— What the task asks —
How many lines in the rows below contain the string "slide", with case counting? Reply with the number alone.

— Record extracts —
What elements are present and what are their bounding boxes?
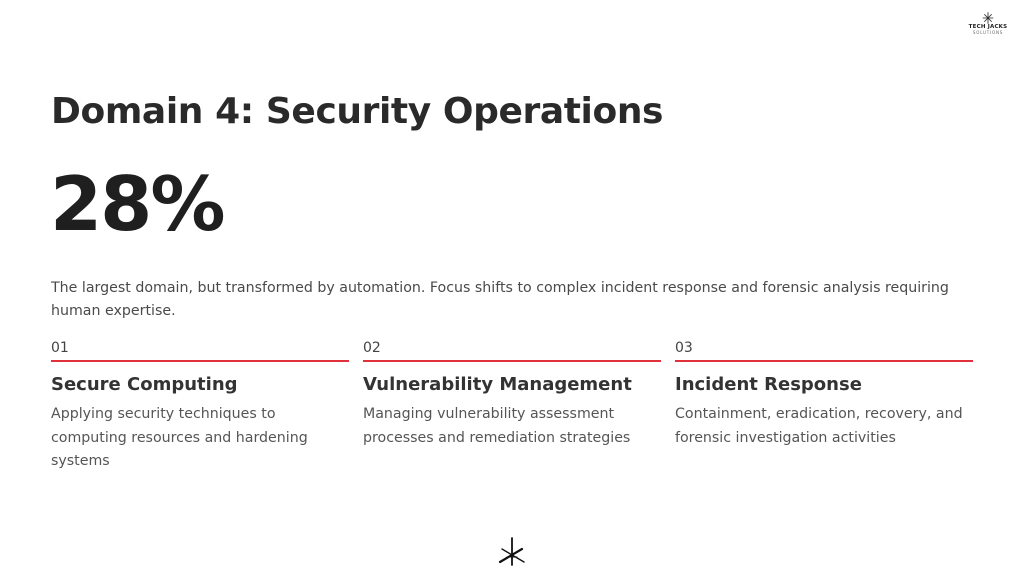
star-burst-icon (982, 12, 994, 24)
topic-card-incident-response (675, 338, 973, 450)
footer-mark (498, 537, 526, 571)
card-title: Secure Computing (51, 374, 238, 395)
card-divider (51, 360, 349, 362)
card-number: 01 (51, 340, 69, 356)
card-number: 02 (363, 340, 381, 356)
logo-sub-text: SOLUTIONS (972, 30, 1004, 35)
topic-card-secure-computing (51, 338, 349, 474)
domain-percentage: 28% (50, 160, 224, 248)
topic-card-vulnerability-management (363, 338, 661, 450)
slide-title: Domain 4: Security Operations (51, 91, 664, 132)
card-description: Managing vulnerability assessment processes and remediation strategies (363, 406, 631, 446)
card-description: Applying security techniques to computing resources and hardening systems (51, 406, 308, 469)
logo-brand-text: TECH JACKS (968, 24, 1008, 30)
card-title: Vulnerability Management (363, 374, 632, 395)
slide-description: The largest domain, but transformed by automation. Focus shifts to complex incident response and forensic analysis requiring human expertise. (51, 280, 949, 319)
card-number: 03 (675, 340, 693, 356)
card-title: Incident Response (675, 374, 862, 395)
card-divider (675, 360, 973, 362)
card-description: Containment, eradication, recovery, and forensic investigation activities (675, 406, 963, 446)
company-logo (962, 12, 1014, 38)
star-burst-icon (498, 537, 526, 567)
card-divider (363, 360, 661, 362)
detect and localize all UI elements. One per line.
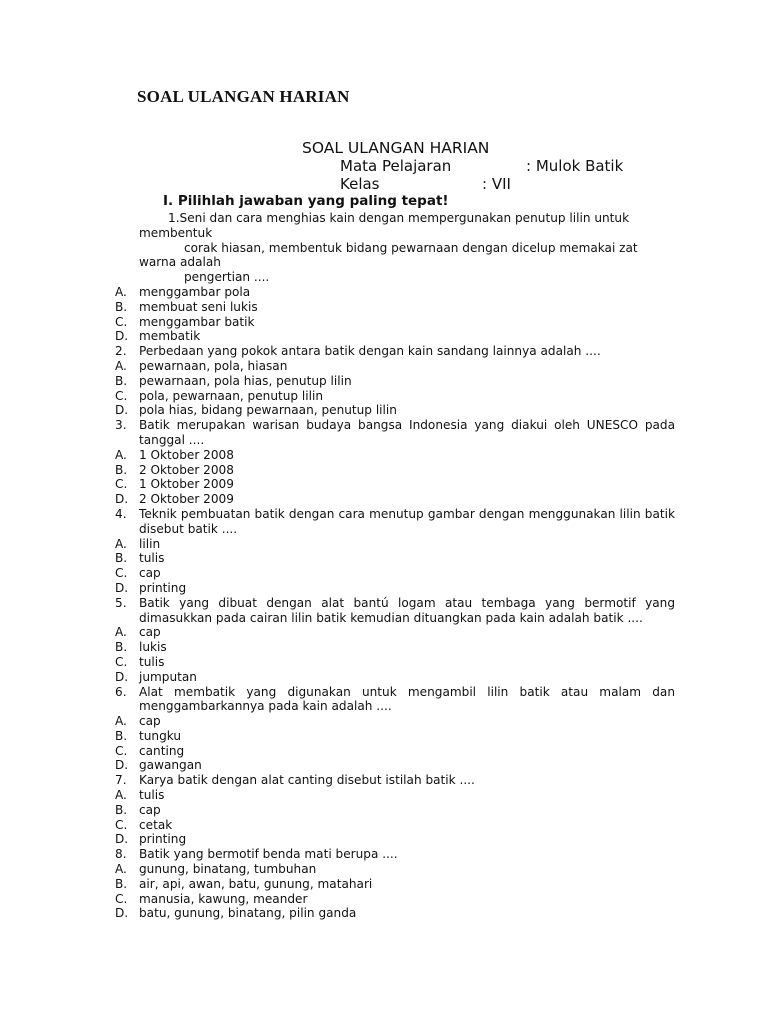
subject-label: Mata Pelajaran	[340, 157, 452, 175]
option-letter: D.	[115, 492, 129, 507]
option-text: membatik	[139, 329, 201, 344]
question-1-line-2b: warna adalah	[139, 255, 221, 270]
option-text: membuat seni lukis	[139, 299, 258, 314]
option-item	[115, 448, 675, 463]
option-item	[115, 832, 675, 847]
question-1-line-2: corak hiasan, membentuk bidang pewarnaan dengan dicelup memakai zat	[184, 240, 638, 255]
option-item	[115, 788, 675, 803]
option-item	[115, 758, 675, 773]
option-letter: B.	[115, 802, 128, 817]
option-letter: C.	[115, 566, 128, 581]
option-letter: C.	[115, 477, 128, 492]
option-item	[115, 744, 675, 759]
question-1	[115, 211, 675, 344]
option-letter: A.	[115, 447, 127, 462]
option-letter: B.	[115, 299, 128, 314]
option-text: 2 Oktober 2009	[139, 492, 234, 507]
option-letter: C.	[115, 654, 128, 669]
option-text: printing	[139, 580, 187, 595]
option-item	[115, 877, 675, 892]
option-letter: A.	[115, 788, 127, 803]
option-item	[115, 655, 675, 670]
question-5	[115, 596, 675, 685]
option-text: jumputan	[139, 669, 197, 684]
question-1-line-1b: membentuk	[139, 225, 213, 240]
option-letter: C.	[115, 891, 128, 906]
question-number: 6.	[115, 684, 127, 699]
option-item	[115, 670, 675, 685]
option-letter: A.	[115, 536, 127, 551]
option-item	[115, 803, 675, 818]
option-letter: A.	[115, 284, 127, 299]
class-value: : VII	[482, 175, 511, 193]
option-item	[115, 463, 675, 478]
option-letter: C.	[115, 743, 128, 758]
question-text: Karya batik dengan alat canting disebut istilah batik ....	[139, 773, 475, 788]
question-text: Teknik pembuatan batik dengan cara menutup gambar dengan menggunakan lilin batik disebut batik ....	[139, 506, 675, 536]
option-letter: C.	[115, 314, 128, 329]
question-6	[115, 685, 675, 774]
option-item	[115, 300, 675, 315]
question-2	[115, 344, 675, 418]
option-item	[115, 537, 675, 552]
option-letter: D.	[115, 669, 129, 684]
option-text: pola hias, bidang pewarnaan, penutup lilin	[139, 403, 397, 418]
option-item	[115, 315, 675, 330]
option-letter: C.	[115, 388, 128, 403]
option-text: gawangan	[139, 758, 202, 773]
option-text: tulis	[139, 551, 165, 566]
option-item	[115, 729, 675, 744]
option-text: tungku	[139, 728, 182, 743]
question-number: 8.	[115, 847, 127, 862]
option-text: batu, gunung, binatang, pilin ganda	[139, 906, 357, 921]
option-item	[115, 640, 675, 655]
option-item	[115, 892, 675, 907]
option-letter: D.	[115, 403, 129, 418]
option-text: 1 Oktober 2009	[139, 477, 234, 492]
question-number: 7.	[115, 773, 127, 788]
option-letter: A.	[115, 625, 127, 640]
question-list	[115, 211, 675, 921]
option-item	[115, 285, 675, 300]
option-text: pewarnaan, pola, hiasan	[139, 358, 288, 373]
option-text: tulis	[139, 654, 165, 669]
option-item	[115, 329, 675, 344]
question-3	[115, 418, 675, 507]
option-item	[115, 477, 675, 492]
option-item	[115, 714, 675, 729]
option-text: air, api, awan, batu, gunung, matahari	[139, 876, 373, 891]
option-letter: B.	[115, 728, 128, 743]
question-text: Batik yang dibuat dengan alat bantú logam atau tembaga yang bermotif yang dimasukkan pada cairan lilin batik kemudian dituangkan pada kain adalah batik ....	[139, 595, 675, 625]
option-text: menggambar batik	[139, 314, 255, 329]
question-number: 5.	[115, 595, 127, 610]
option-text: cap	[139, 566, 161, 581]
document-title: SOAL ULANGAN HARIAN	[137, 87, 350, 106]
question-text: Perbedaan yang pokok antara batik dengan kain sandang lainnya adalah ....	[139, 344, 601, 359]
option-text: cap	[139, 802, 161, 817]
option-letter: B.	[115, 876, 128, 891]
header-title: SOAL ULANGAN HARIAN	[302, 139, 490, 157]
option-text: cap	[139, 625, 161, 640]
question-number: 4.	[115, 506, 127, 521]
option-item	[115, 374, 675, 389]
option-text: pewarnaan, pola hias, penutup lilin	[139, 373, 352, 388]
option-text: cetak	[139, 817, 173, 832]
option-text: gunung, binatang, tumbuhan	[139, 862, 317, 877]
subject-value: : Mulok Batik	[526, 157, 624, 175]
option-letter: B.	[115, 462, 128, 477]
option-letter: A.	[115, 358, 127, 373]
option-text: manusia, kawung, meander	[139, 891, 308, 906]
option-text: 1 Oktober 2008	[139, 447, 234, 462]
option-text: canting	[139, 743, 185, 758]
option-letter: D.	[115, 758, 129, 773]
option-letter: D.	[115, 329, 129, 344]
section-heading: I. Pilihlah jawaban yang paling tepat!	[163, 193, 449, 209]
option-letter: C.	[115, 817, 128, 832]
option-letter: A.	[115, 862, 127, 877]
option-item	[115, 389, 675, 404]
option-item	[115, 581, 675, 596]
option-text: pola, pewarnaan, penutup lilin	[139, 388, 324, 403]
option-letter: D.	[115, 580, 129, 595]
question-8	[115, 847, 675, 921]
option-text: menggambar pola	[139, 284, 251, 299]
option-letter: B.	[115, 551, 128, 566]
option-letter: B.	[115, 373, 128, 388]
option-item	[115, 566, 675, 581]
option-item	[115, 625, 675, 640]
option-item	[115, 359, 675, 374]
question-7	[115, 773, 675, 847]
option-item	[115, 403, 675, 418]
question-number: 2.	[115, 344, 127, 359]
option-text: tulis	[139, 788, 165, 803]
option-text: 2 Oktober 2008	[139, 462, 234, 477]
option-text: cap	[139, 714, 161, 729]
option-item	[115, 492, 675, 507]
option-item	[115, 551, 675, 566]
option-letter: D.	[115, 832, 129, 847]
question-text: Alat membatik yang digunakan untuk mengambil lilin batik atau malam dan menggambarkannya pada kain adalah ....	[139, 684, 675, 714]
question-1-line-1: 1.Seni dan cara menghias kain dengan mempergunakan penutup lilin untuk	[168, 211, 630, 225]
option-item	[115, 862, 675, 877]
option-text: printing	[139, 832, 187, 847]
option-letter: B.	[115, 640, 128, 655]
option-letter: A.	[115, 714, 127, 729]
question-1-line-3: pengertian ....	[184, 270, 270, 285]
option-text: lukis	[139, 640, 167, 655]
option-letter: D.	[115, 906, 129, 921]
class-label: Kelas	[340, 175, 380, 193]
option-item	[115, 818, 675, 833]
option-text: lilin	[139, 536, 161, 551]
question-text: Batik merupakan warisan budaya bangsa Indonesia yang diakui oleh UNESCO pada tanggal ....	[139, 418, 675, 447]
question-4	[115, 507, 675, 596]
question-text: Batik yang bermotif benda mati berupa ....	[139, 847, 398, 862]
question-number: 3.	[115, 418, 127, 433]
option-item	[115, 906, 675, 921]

— The answer —
2